Find every line in the records that holds the string "работников". Copy each one.

++++ RECORD SET

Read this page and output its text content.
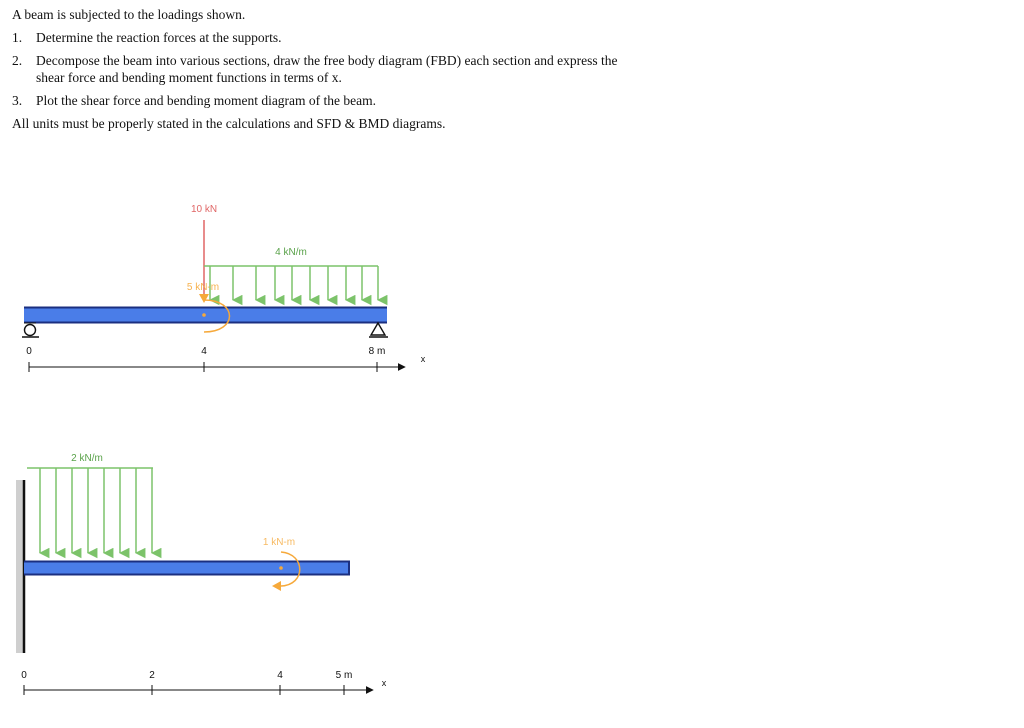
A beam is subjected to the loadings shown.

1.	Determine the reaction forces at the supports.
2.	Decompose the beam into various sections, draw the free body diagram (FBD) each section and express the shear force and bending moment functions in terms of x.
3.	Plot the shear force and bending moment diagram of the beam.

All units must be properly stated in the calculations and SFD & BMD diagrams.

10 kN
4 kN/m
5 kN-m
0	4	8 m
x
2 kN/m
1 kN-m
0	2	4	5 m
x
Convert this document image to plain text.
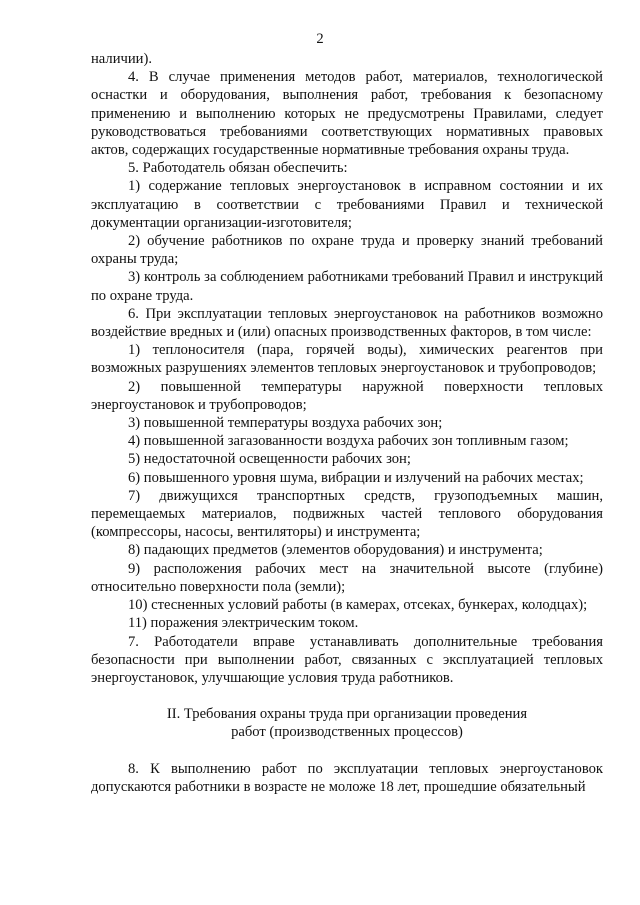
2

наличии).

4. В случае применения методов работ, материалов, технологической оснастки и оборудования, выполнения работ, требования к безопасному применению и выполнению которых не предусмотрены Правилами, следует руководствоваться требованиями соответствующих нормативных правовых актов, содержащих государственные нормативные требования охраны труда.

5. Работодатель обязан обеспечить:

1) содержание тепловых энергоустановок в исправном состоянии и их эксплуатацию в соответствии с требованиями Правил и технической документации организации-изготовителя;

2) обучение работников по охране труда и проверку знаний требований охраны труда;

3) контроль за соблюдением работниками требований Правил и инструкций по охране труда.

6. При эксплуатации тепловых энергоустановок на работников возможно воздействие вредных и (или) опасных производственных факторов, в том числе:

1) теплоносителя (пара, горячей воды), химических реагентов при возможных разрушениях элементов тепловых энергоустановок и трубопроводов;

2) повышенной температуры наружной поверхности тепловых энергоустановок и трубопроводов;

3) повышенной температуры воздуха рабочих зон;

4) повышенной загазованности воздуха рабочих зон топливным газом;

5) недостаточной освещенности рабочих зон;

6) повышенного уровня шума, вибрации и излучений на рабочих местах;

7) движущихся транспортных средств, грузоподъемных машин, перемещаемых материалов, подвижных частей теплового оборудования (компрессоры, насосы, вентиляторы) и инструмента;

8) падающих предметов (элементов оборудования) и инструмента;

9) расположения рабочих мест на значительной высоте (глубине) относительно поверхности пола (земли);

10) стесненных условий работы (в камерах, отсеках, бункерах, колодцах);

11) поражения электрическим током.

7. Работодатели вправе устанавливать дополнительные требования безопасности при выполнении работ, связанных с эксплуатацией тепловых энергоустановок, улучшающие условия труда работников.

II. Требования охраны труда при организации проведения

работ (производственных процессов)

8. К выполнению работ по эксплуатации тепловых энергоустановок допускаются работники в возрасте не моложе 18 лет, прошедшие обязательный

++++++++

▶ [EXERCISE SOLUTION]:
2) обучение работников по охране труда и проверку знаний требований охраны труда;
6. При эксплуатации тепловых энергоустановок на работников возможно воздействие вредных и (или) опасных производственных факторов, в том числе:
7. Работодатели вправе устанавливать дополнительные требования безопасности при выполнении работ, связанных с эксплуатацией тепловых энергоустановок, улучшающие условия труда работников.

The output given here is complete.